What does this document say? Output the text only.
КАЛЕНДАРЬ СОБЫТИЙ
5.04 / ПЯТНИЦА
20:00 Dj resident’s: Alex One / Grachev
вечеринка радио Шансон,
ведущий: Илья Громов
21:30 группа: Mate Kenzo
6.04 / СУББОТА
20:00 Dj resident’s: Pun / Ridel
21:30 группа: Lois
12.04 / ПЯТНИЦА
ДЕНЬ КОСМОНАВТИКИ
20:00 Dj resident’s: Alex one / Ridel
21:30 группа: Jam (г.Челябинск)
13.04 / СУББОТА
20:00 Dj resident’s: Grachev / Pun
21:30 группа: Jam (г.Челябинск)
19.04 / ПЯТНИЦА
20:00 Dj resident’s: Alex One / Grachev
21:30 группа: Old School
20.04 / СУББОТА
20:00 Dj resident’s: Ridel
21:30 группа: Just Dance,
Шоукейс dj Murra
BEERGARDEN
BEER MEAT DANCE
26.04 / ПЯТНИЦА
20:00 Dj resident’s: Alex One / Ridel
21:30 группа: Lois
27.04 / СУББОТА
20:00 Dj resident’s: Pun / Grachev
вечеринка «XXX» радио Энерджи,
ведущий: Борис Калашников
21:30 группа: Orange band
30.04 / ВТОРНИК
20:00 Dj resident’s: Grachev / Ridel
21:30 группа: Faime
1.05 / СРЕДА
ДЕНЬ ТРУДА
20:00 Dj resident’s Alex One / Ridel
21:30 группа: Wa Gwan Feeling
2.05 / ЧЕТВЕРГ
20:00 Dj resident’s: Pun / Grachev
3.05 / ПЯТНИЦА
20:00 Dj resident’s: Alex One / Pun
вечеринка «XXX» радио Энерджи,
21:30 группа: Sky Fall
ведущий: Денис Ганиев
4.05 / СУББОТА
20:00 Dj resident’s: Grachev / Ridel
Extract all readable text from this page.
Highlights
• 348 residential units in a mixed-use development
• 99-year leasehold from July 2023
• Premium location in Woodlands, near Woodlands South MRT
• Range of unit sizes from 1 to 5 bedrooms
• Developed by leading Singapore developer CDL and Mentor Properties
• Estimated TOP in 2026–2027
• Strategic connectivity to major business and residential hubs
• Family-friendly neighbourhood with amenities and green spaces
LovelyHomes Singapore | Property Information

§ What is expected
What is needed here is an exact reproduction of all the entries.

§ Final result
What does this document say? Output the text only.
КАЛЕНДАРЬ СОБЫТИЙ
5.04 / ПЯТНИЦА
20:00 Dj resident’s: Alex One / Grachev
вечеринка радио Шансон,
ведущий: Илья Громов
21:30 группа: Mate Kenzo
6.04 / СУББОТА
20:00 Dj resident’s: Pun / Ridel
21:30 группа: Lois
12.04 / ПЯТНИЦА
ДЕНЬ КОСМОНАВТИКИ
20:00 Dj resident’s: Alex one / Ridel
21:30 группа: Jam (г.Челябинск)
13.04 / СУББОТА
20:00 Dj resident’s: Grachev / Pun
21:30 группа: Jam (г.Челябинск)
19.04 / ПЯТНИЦА
20:00 Dj resident’s: Alex One / Grachev
21:30 группа: Old School
20.04 / СУББОТА
20:00 Dj resident’s: Ridel
21:30 группа: Just Dance,
Шоукейс dj Murra
BEERGARDEN
BEER MEAT DANCE
26.04 / ПЯТНИЦА
20:00 Dj resident’s: Alex One / Ridel
21:30 группа: Lois
27.04 / СУББОТА
20:00 Dj resident’s: Pun / Grachev
вечеринка «XXX» радио Энерджи,
ведущий: Борис Калашников
21:30 группа: Orange band
30.04 / ВТОРНИК
20:00 Dj resident’s: Grachev / Ridel
21:30 группа: Faime
1.05 / СРЕДА
ДЕНЬ ТРУДА
20:00 Dj resident’s Alex One / Ridel
21:30 группа: Wa Gwan Feeling
2.05 / ЧЕТВЕРГ
20:00 Dj resident’s: Pun / Grachev
3.05 / ПЯТНИЦА
20:00 Dj resident’s: Alex One / Pun
вечеринка «XXX» радио Энерджи,
21:30 группа: Sky Fall
ведущий: Денис Ганиев
4.05 / СУББОТА
20:00 Dj resident’s: Grachev / Ridel
Extract all readable text from this page.
Highlights
• 348 residential units in a mixed-use development
• 99-year leasehold from July 2023
• Premium location in Woodlands, near Woodlands South MRT
• Range of unit sizes from 1 to 5 bedrooms
• Developed by leading Singapore developer CDL and Mentor Properties
• Estimated TOP in 2026–2027
• Strategic connectivity to major business and residential hubs
• Family-friendly neighbourhood with amenities and green spaces
LovelyHomes Singapore | Property Information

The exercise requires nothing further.